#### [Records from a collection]
/---
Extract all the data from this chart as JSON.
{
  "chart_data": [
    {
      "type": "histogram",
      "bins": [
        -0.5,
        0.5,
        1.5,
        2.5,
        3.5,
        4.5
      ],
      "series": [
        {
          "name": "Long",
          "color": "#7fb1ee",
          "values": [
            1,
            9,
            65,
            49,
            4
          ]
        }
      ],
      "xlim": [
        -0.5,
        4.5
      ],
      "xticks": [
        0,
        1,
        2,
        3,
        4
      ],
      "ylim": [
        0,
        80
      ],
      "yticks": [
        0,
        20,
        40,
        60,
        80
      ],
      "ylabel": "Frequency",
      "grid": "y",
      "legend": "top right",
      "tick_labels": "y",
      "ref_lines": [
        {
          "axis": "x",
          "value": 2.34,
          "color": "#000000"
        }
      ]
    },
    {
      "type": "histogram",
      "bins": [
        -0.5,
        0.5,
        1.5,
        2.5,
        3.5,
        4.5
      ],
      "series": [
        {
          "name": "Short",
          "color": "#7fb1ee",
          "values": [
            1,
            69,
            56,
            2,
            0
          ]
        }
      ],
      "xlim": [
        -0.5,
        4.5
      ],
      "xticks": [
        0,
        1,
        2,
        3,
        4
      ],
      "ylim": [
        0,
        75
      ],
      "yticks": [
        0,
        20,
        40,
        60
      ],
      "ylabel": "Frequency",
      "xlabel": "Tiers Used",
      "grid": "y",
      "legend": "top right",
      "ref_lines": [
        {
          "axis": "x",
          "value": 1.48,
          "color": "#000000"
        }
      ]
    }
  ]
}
\---
#### [Task statement]
Output the records above in their entirety, exactly.

#### [Response to this task]
Extract all the data from this chart as JSON.
{
  "chart_data": [
    {
      "type": "histogram",
      "bins": [
        -0.5,
        0.5,
        1.5,
        2.5,
        3.5,
        4.5
      ],
      "series": [
        {
          "name": "Long",
          "color": "#7fb1ee",
          "values": [
            1,
            9,
            65,
            49,
            4
          ]
        }
      ],
      "xlim": [
        -0.5,
        4.5
      ],
      "xticks": [
        0,
        1,
        2,
        3,
        4
      ],
      "ylim": [
        0,
        80
      ],
      "yticks": [
        0,
        20,
        40,
        60,
        80
      ],
      "ylabel": "Frequency",
      "grid": "y",
      "legend": "top right",
      "tick_labels": "y",
      "ref_lines": [
        {
          "axis": "x",
          "value": 2.34,
          "color": "#000000"
        }
      ]
    },
    {
      "type": "histogram",
      "bins": [
        -0.5,
        0.5,
        1.5,
        2.5,
        3.5,
        4.5
      ],
      "series": [
        {
          "name": "Short",
          "color": "#7fb1ee",
          "values": [
            1,
            69,
            56,
            2,
            0
          ]
        }
      ],
      "xlim": [
        -0.5,
        4.5
      ],
      "xticks": [
        0,
        1,
        2,
        3,
        4
      ],
      "ylim": [
        0,
        75
      ],
      "yticks": [
        0,
        20,
        40,
        60
      ],
      "ylabel": "Frequency",
      "xlabel": "Tiers Used",
      "grid": "y",
      "legend": "top right",
      "ref_lines": [
        {
          "axis": "x",
          "value": 1.48,
          "color": "#000000"
        }
      ]
    }
  ]
}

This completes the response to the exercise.